+++ DATA SECTION

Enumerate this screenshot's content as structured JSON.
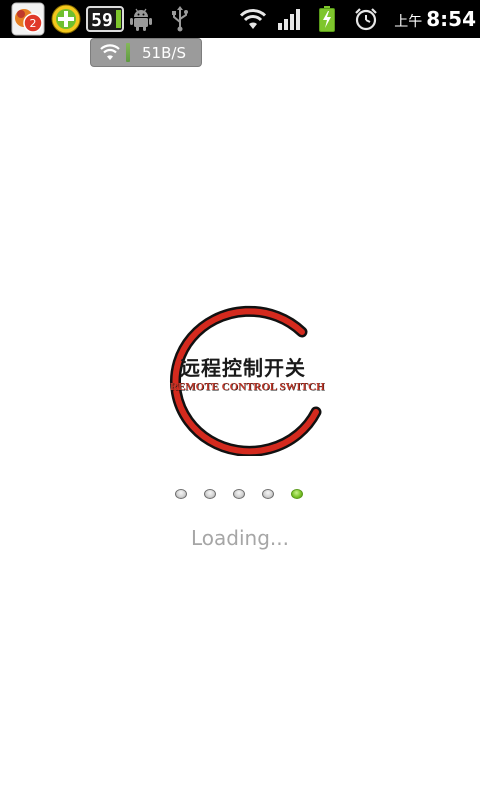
{
  "status_bar": {
    "notification_badge": "2",
    "app3_number": "59",
    "ampm": "上午",
    "time": "8:54",
    "icons": [
      "app-notification-icon",
      "plus-app-icon",
      "counter-app-icon",
      "android-debug-icon",
      "usb-icon",
      "wifi-icon",
      "signal-icon",
      "battery-charging-icon",
      "alarm-icon"
    ]
  },
  "net_speed": {
    "rate": "51B/S"
  },
  "logo": {
    "title_cn": "远程控制开关",
    "title_en": "REMOTE CONTROL SWITCH",
    "ring_color": "#d42a1e"
  },
  "loading": {
    "text": "Loading...",
    "dot_count": 5,
    "active_dot": 4,
    "active_color": "#7ec62c"
  }
}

++++++

▶ [WHAT YOU NEED TO DO]:
Write out all the entries again, word for word, and print no images.

▶ [RESPONSE]:
Enumerate this screenshot's content as structured JSON.
{
  "status_bar": {
    "notification_badge": "2",
    "app3_number": "59",
    "ampm": "上午",
    "time": "8:54",
    "icons": [
      "app-notification-icon",
      "plus-app-icon",
      "counter-app-icon",
      "android-debug-icon",
      "usb-icon",
      "wifi-icon",
      "signal-icon",
      "battery-charging-icon",
      "alarm-icon"
    ]
  },
  "net_speed": {
    "rate": "51B/S"
  },
  "logo": {
    "title_cn": "远程控制开关",
    "title_en": "REMOTE CONTROL SWITCH",
    "ring_color": "#d42a1e"
  },
  "loading": {
    "text": "Loading...",
    "dot_count": 5,
    "active_dot": 4,
    "active_color": "#7ec62c"
  }
}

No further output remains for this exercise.